■ **EXERCISE AIM**:
Exclude images, then output the remaining data verbatim.

* start *

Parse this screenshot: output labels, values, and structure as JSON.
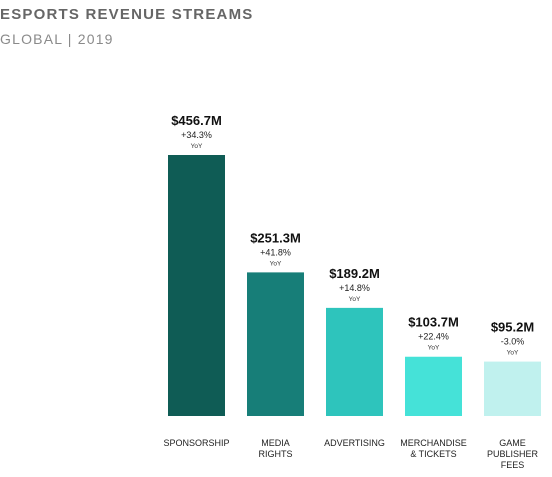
{
  "header": {
    "title": "ESPORTS REVENUE STREAMS",
    "subtitle": "GLOBAL | 2019"
  },
  "chart_data": {
    "type": "bar",
    "title": "ESPORTS REVENUE STREAMS",
    "subtitle": "GLOBAL | 2019",
    "categories": [
      "SPONSORSHIP",
      "MEDIA RIGHTS",
      "ADVERTISING",
      "MERCHANDISE & TICKETS",
      "GAME PUBLISHER FEES"
    ],
    "category_lines": [
      [
        "SPONSORSHIP"
      ],
      [
        "MEDIA",
        "RIGHTS"
      ],
      [
        "ADVERTISING"
      ],
      [
        "MERCHANDISE",
        "& TICKETS"
      ],
      [
        "GAME",
        "PUBLISHER",
        "FEES"
      ]
    ],
    "values": [
      456.7,
      251.3,
      189.2,
      103.7,
      95.2
    ],
    "value_labels": [
      "$456.7M",
      "$251.3M",
      "$189.2M",
      "$103.7M",
      "$95.2M"
    ],
    "change_labels": [
      "+34.3%",
      "+41.8%",
      "+14.8%",
      "+22.4%",
      "-3.0%"
    ],
    "change_unit": "YoY",
    "unit": "$M",
    "colors": [
      "#0f5c55",
      "#177e78",
      "#2ec4bc",
      "#45e2d8",
      "#c0f1ee"
    ],
    "ylim": [
      0,
      456.7
    ],
    "grid": false,
    "legend": "none"
  }
}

* end *

■ **SOLUTION FOR THIS EXERCISE**:
Parse this screenshot: output labels, values, and structure as JSON.
{
  "header": {
    "title": "ESPORTS REVENUE STREAMS",
    "subtitle": "GLOBAL | 2019"
  },
  "chart_data": {
    "type": "bar",
    "title": "ESPORTS REVENUE STREAMS",
    "subtitle": "GLOBAL | 2019",
    "categories": [
      "SPONSORSHIP",
      "MEDIA RIGHTS",
      "ADVERTISING",
      "MERCHANDISE & TICKETS",
      "GAME PUBLISHER FEES"
    ],
    "category_lines": [
      [
        "SPONSORSHIP"
      ],
      [
        "MEDIA",
        "RIGHTS"
      ],
      [
        "ADVERTISING"
      ],
      [
        "MERCHANDISE",
        "& TICKETS"
      ],
      [
        "GAME",
        "PUBLISHER",
        "FEES"
      ]
    ],
    "values": [
      456.7,
      251.3,
      189.2,
      103.7,
      95.2
    ],
    "value_labels": [
      "$456.7M",
      "$251.3M",
      "$189.2M",
      "$103.7M",
      "$95.2M"
    ],
    "change_labels": [
      "+34.3%",
      "+41.8%",
      "+14.8%",
      "+22.4%",
      "-3.0%"
    ],
    "change_unit": "YoY",
    "unit": "$M",
    "colors": [
      "#0f5c55",
      "#177e78",
      "#2ec4bc",
      "#45e2d8",
      "#c0f1ee"
    ],
    "ylim": [
      0,
      456.7
    ],
    "grid": false,
    "legend": "none"
  }
}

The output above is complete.